# Goal of the exercise:
Extract the lines that carry the string "chevron" from the listing.

(Stored data)
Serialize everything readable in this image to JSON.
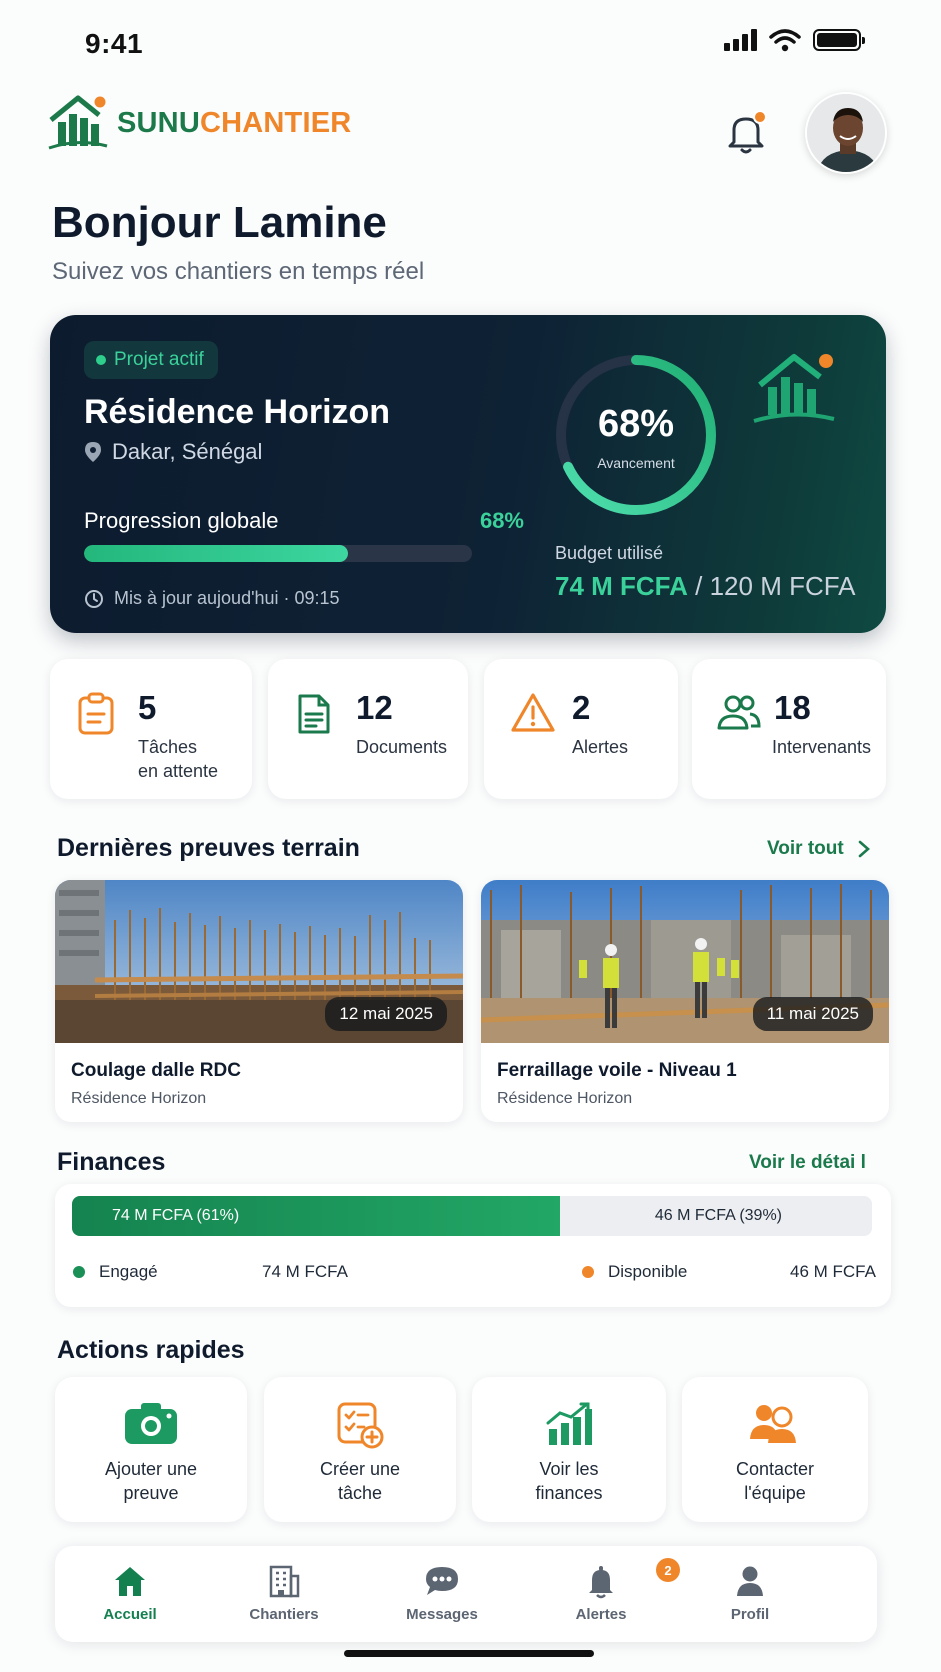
{
  "status_bar": {
    "time": "9:41"
  },
  "brand": {
    "word1": "SUNU",
    "word2": "CHANTIER",
    "primary": "#1c7a4a",
    "accent": "#f0862a"
  },
  "header": {
    "notification_icon": "bell-icon",
    "avatar": "user-avatar"
  },
  "greeting": {
    "title": "Bonjour Lamine",
    "subtitle": "Suivez vos chantiers en temps réel"
  },
  "project": {
    "badge": "Projet actif",
    "name": "Résidence Horizon",
    "location": "Dakar, Sénégal",
    "progress_label": "Progression globale",
    "progress_value": "68%",
    "progress_fraction": 0.68,
    "updated": "Mis à jour aujoud'hui · 09:15",
    "ring_value": "68%",
    "ring_label": "Avancement",
    "budget_label": "Budget utilisé",
    "budget_used": "74 M FCFA",
    "budget_total": " / 120 M FCFA"
  },
  "stats": [
    {
      "value": "5",
      "label1": "Tâches",
      "label2": "en attente",
      "icon": "clipboard-icon"
    },
    {
      "value": "12",
      "label1": "Documents",
      "label2": "",
      "icon": "document-icon"
    },
    {
      "value": "2",
      "label1": "Alertes",
      "label2": "",
      "icon": "warning-icon"
    },
    {
      "value": "18",
      "label1": "Intervenants",
      "label2": "",
      "icon": "users-icon"
    }
  ],
  "evidence": {
    "title": "Dernières preuves terrain",
    "see_all": "Voir tout",
    "items": [
      {
        "date": "12 mai 2025",
        "title": "Coulage dalle RDC",
        "project": "Résidence Horizon"
      },
      {
        "date": "11 mai 2025",
        "title": "Ferraillage voile - Niveau 1",
        "project": "Résidence Horizon"
      }
    ]
  },
  "finances": {
    "title": "Finances",
    "detail_link": "Voir le détai l",
    "engaged_bar": "74 M FCFA (61%)",
    "available_bar": "46 M FCFA (39%)",
    "engaged_fraction": 0.61,
    "engaged_label": "Engagé",
    "engaged_amount": "74 M FCFA",
    "available_label": "Disponible",
    "available_amount": "46 M FCFA",
    "engaged_color": "#1a8f56",
    "available_color": "#f0862a"
  },
  "quick_actions": {
    "title": "Actions rapides",
    "items": [
      {
        "line1": "Ajouter une",
        "line2": "preuve",
        "icon": "camera-icon"
      },
      {
        "line1": "Créer une",
        "line2": "tâche",
        "icon": "task-add-icon"
      },
      {
        "line1": "Voir les",
        "line2": "finances",
        "icon": "chart-icon"
      },
      {
        "line1": "Contacter",
        "line2": "l'équipe",
        "icon": "contact-team-icon"
      }
    ]
  },
  "nav": {
    "items": [
      {
        "label": "Accueil",
        "icon": "home-icon"
      },
      {
        "label": "Chantiers",
        "icon": "building-icon"
      },
      {
        "label": "Messages",
        "icon": "chat-icon"
      },
      {
        "label": "Alertes",
        "icon": "bell-icon"
      },
      {
        "label": "Profil",
        "icon": "profile-icon"
      }
    ],
    "alerts_badge": "2"
  }
}
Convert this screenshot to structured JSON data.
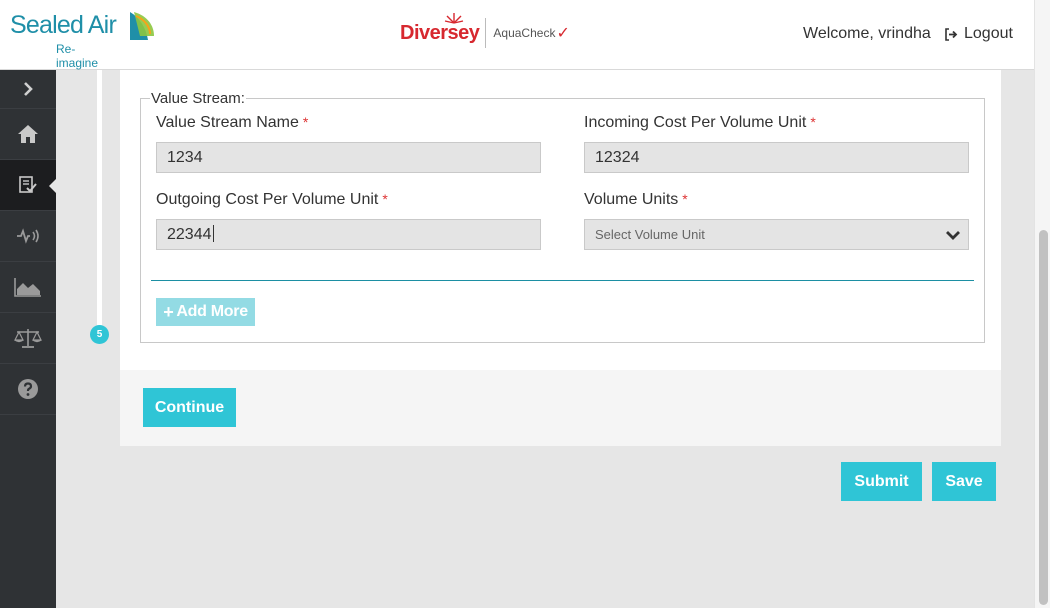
{
  "header": {
    "brand_name": "Sealed Air",
    "brand_tagline": "Re-imagine",
    "partner_name": "Diversey",
    "product_name": "AquaCheck",
    "welcome_text": "Welcome, vrindha",
    "logout_label": "Logout"
  },
  "sidebar": {
    "items": [
      {
        "icon": "chevron-right-icon"
      },
      {
        "icon": "home-icon"
      },
      {
        "icon": "checklist-icon",
        "active": true
      },
      {
        "icon": "signal-icon"
      },
      {
        "icon": "area-chart-icon"
      },
      {
        "icon": "scale-icon"
      },
      {
        "icon": "help-icon"
      }
    ]
  },
  "stepper": {
    "current_step": "5"
  },
  "form": {
    "legend": "Value Stream:",
    "fields": {
      "value_stream_name": {
        "label": "Value Stream Name",
        "required": "*",
        "value": "1234"
      },
      "incoming_cost": {
        "label": "Incoming Cost Per Volume Unit",
        "required": "*",
        "value": "12324"
      },
      "outgoing_cost": {
        "label": "Outgoing Cost Per Volume Unit",
        "required": "*",
        "value": "22344"
      },
      "volume_units": {
        "label": "Volume Units",
        "required": "*",
        "placeholder": "Select Volume Unit"
      }
    },
    "add_more_label": "Add More",
    "continue_label": "Continue"
  },
  "actions": {
    "submit_label": "Submit",
    "save_label": "Save"
  },
  "colors": {
    "accent": "#2fc5d6",
    "accent_light": "#93dbe4",
    "sidebar_bg": "#2f3235",
    "brand_teal": "#1f8fa8",
    "partner_red": "#d7282f"
  }
}
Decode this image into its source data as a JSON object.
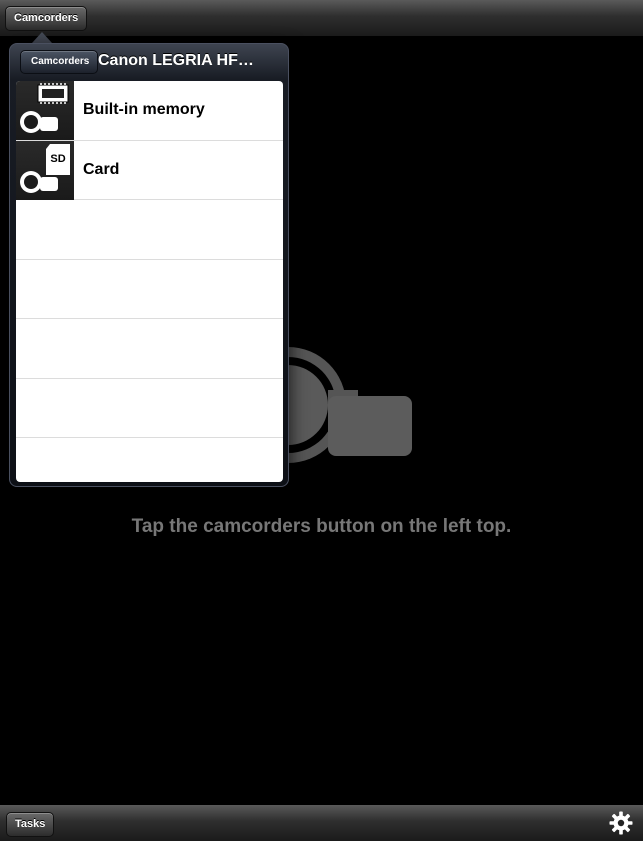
{
  "topbar": {
    "camcorders_button": "Camcorders"
  },
  "popover": {
    "back_button": "Camcorders",
    "title": "Canon LEGRIA HF…",
    "items": [
      {
        "label": "Built-in memory",
        "icon": "memory-chip-camcorder-icon"
      },
      {
        "label": "Card",
        "icon": "sd-card-camcorder-icon"
      }
    ],
    "card_icon_text": "SD"
  },
  "main": {
    "hint": "Tap the camcorders button on the left top."
  },
  "bottombar": {
    "tasks_button": "Tasks",
    "settings_icon": "gear-icon"
  }
}
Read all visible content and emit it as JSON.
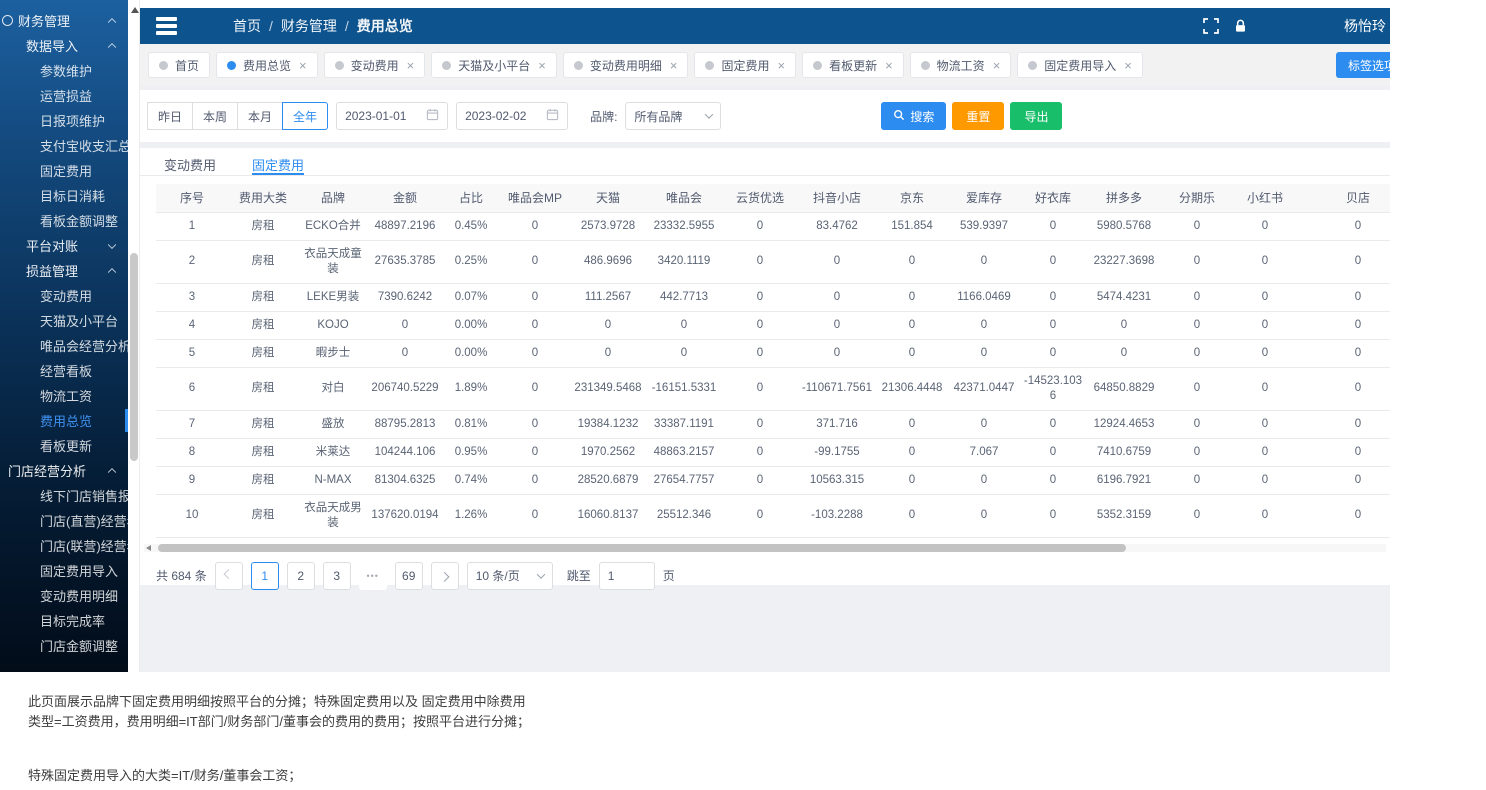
{
  "colors": {
    "primary": "#2d8cf0",
    "warning": "#ff9900",
    "success": "#19be6b",
    "header_bar": "#0d538e",
    "sidebar_active": "#3f92f2"
  },
  "icons": {
    "menu": "hamburger",
    "fullscreen": "corner-brackets",
    "lock": "padlock",
    "search": "magnifier",
    "calendar": "calendar",
    "chevron_down": "chevron-down",
    "close": "x",
    "prev": "chevron-left",
    "next": "chevron-right",
    "scroll_up": "triangle-up",
    "scroll_left": "triangle-left"
  },
  "sidebar": {
    "items": [
      {
        "label": "财务管理",
        "level": 0,
        "arrow": "up",
        "icon": true
      },
      {
        "label": "数据导入",
        "level": 1,
        "arrow": "up"
      },
      {
        "label": "参数维护",
        "level": 2
      },
      {
        "label": "运营损益",
        "level": 2
      },
      {
        "label": "日报项维护",
        "level": 2
      },
      {
        "label": "支付宝收支汇总",
        "level": 2
      },
      {
        "label": "固定费用",
        "level": 2
      },
      {
        "label": "目标日消耗",
        "level": 2
      },
      {
        "label": "看板金额调整",
        "level": 2
      },
      {
        "label": "平台对账",
        "level": 1,
        "arrow": "down"
      },
      {
        "label": "损益管理",
        "level": 1,
        "arrow": "up"
      },
      {
        "label": "变动费用",
        "level": 2
      },
      {
        "label": "天猫及小平台",
        "level": 2
      },
      {
        "label": "唯品会经营分析",
        "level": 2
      },
      {
        "label": "经营看板",
        "level": 2
      },
      {
        "label": "物流工资",
        "level": 2
      },
      {
        "label": "费用总览",
        "level": 2,
        "active": true
      },
      {
        "label": "看板更新",
        "level": 2
      },
      {
        "label": "门店经营分析",
        "level": 0,
        "arrow": "up"
      },
      {
        "label": "线下门店销售报表",
        "level": 2
      },
      {
        "label": "门店(直营)经营看板",
        "level": 2
      },
      {
        "label": "门店(联营)经营看板",
        "level": 2
      },
      {
        "label": "固定费用导入",
        "level": 2
      },
      {
        "label": "变动费用明细",
        "level": 2
      },
      {
        "label": "目标完成率",
        "level": 2
      },
      {
        "label": "门店金额调整",
        "level": 2
      }
    ]
  },
  "header": {
    "breadcrumb": {
      "items": [
        "首页",
        "财务管理",
        "费用总览"
      ],
      "separator": "/"
    },
    "user": "杨怡玲"
  },
  "tabbar": {
    "tabs": [
      {
        "label": "首页",
        "closable": false
      },
      {
        "label": "费用总览",
        "closable": true,
        "active": true
      },
      {
        "label": "变动费用",
        "closable": true
      },
      {
        "label": "天猫及小平台",
        "closable": true
      },
      {
        "label": "变动费用明细",
        "closable": true
      },
      {
        "label": "固定费用",
        "closable": true
      },
      {
        "label": "看板更新",
        "closable": true
      },
      {
        "label": "物流工资",
        "closable": true
      },
      {
        "label": "固定费用导入",
        "closable": true
      }
    ],
    "tag_button": "标签选项"
  },
  "filters": {
    "quick": [
      {
        "label": "昨日"
      },
      {
        "label": "本周"
      },
      {
        "label": "本月"
      },
      {
        "label": "全年",
        "active": true
      }
    ],
    "date_start": "2023-01-01",
    "date_end": "2023-02-02",
    "brand_label": "品牌:",
    "brand_value": "所有品牌",
    "search_label": "搜索",
    "reset_label": "重置",
    "export_label": "导出"
  },
  "subtabs": [
    {
      "label": "变动费用"
    },
    {
      "label": "固定费用",
      "active": true
    }
  ],
  "table": {
    "columns": [
      "序号",
      "费用大类",
      "品牌",
      "金额",
      "占比",
      "唯品会MP",
      "天猫",
      "唯品会",
      "云货优选",
      "抖音小店",
      "京东",
      "爱库存",
      "好衣库",
      "拼多多",
      "分期乐",
      "小红书",
      "贝店"
    ],
    "rows": [
      [
        "1",
        "房租",
        "ECKO合并",
        "48897.2196",
        "0.45%",
        "0",
        "2573.9728",
        "23332.5955",
        "0",
        "83.4762",
        "151.854",
        "539.9397",
        "0",
        "5980.5768",
        "0",
        "0",
        "0"
      ],
      [
        "2",
        "房租",
        "衣品天成童装",
        "27635.3785",
        "0.25%",
        "0",
        "486.9696",
        "3420.1119",
        "0",
        "0",
        "0",
        "0",
        "0",
        "23227.3698",
        "0",
        "0",
        "0"
      ],
      [
        "3",
        "房租",
        "LEKE男装",
        "7390.6242",
        "0.07%",
        "0",
        "111.2567",
        "442.7713",
        "0",
        "0",
        "0",
        "1166.0469",
        "0",
        "5474.4231",
        "0",
        "0",
        "0"
      ],
      [
        "4",
        "房租",
        "KOJO",
        "0",
        "0.00%",
        "0",
        "0",
        "0",
        "0",
        "0",
        "0",
        "0",
        "0",
        "0",
        "0",
        "0",
        "0"
      ],
      [
        "5",
        "房租",
        "暇步士",
        "0",
        "0.00%",
        "0",
        "0",
        "0",
        "0",
        "0",
        "0",
        "0",
        "0",
        "0",
        "0",
        "0",
        "0"
      ],
      [
        "6",
        "房租",
        "对白",
        "206740.5229",
        "1.89%",
        "0",
        "231349.5468",
        "-16151.5331",
        "0",
        "-110671.7561",
        "21306.4448",
        "42371.0447",
        "-14523.1036",
        "64850.8829",
        "0",
        "0",
        "0"
      ],
      [
        "7",
        "房租",
        "盛放",
        "88795.2813",
        "0.81%",
        "0",
        "19384.1232",
        "33387.1191",
        "0",
        "371.716",
        "0",
        "0",
        "0",
        "12924.4653",
        "0",
        "0",
        "0"
      ],
      [
        "8",
        "房租",
        "米莱达",
        "104244.106",
        "0.95%",
        "0",
        "1970.2562",
        "48863.2157",
        "0",
        "-99.1755",
        "0",
        "7.067",
        "0",
        "7410.6759",
        "0",
        "0",
        "0"
      ],
      [
        "9",
        "房租",
        "N-MAX",
        "81304.6325",
        "0.74%",
        "0",
        "28520.6879",
        "27654.7757",
        "0",
        "10563.315",
        "0",
        "0",
        "0",
        "6196.7921",
        "0",
        "0",
        "0"
      ],
      [
        "10",
        "房租",
        "衣品天成男装",
        "137620.0194",
        "1.26%",
        "0",
        "16060.8137",
        "25512.346",
        "0",
        "-103.2288",
        "0",
        "0",
        "0",
        "5352.3159",
        "0",
        "0",
        "0"
      ]
    ]
  },
  "pagination": {
    "total": "共 684 条",
    "pages": [
      {
        "label": "1",
        "active": true
      },
      {
        "label": "2"
      },
      {
        "label": "3"
      },
      {
        "label": "•••",
        "ellipsis": true
      },
      {
        "label": "69"
      }
    ],
    "page_size": "10 条/页",
    "jump_label": "跳至",
    "jump_value": "1",
    "jump_suffix": "页"
  },
  "notes": {
    "p1": "此页面展示品牌下固定费用明细按照平台的分摊；特殊固定费用以及  固定费用中除费用类型=工资费用，费用明细=IT部门/财务部门/董事会的费用的费用；按照平台进行分摊；",
    "p2": "特殊固定费用导入的大类=IT/财务/董事会工资；"
  }
}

# Answer to this problem:
        "icon": "chevron-right-icon"
    "chevron_down": "chevron-down",
    "prev": "chevron-left",
    "next": "chevron-right",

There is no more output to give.